Record set:
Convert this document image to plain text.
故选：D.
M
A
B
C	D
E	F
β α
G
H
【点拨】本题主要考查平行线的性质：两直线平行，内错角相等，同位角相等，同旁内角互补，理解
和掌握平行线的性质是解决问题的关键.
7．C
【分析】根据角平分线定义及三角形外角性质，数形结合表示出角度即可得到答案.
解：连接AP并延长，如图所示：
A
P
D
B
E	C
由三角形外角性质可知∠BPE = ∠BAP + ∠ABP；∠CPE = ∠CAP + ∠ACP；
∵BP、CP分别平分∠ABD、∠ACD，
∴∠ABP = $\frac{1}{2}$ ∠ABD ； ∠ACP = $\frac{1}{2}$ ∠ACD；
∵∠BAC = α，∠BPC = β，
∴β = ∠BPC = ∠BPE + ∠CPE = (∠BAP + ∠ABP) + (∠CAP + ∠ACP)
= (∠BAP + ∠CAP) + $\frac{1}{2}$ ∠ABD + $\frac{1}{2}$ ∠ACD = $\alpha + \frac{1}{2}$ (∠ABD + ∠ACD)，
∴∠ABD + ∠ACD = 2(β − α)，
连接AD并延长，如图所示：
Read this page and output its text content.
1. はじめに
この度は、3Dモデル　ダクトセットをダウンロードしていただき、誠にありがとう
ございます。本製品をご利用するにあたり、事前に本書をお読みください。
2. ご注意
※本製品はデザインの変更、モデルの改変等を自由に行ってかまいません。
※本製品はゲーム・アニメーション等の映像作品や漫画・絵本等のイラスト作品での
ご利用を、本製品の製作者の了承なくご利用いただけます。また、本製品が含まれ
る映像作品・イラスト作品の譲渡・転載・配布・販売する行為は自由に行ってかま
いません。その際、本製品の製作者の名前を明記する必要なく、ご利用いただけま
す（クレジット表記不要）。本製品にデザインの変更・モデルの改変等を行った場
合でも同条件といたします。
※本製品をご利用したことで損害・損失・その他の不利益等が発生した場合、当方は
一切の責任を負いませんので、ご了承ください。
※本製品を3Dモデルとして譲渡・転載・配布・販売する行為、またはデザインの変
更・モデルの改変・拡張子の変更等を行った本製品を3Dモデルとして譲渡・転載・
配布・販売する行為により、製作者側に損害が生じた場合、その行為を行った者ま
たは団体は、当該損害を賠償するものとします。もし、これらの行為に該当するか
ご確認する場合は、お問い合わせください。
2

What is needed: Make an exact copy of every entry.

Task solution:
Convert this document image to plain text.
故选：D.
M
A
B
C	D
E	F
β α
G
H
【点拨】本题主要考查平行线的性质：两直线平行，内错角相等，同位角相等，同旁内角互补，理解
和掌握平行线的性质是解决问题的关键.
7．C
【分析】根据角平分线定义及三角形外角性质，数形结合表示出角度即可得到答案.
解：连接AP并延长，如图所示：
A
P
D
B
E	C
由三角形外角性质可知∠BPE = ∠BAP + ∠ABP；∠CPE = ∠CAP + ∠ACP；
∵BP、CP分别平分∠ABD、∠ACD，
∴∠ABP = $\frac{1}{2}$ ∠ABD ； ∠ACP = $\frac{1}{2}$ ∠ACD；
∵∠BAC = α，∠BPC = β，
∴β = ∠BPC = ∠BPE + ∠CPE = (∠BAP + ∠ABP) + (∠CAP + ∠ACP)
= (∠BAP + ∠CAP) + $\frac{1}{2}$ ∠ABD + $\frac{1}{2}$ ∠ACD = $\alpha + \frac{1}{2}$ (∠ABD + ∠ACD)，
∴∠ABD + ∠ACD = 2(β − α)，
连接AD并延长，如图所示：
Read this page and output its text content.
1. はじめに
この度は、3Dモデル　ダクトセットをダウンロードしていただき、誠にありがとう
ございます。本製品をご利用するにあたり、事前に本書をお読みください。
2. ご注意
※本製品はデザインの変更、モデルの改変等を自由に行ってかまいません。
※本製品はゲーム・アニメーション等の映像作品や漫画・絵本等のイラスト作品での
ご利用を、本製品の製作者の了承なくご利用いただけます。また、本製品が含まれ
る映像作品・イラスト作品の譲渡・転載・配布・販売する行為は自由に行ってかま
いません。その際、本製品の製作者の名前を明記する必要なく、ご利用いただけま
す（クレジット表記不要）。本製品にデザインの変更・モデルの改変等を行った場
合でも同条件といたします。
※本製品をご利用したことで損害・損失・その他の不利益等が発生した場合、当方は
一切の責任を負いませんので、ご了承ください。
※本製品を3Dモデルとして譲渡・転載・配布・販売する行為、またはデザインの変
更・モデルの改変・拡張子の変更等を行った本製品を3Dモデルとして譲渡・転載・
配布・販売する行為により、製作者側に損害が生じた場合、その行為を行った者ま
たは団体は、当該損害を賠償するものとします。もし、これらの行為に該当するか
ご確認する場合は、お問い合わせください。
2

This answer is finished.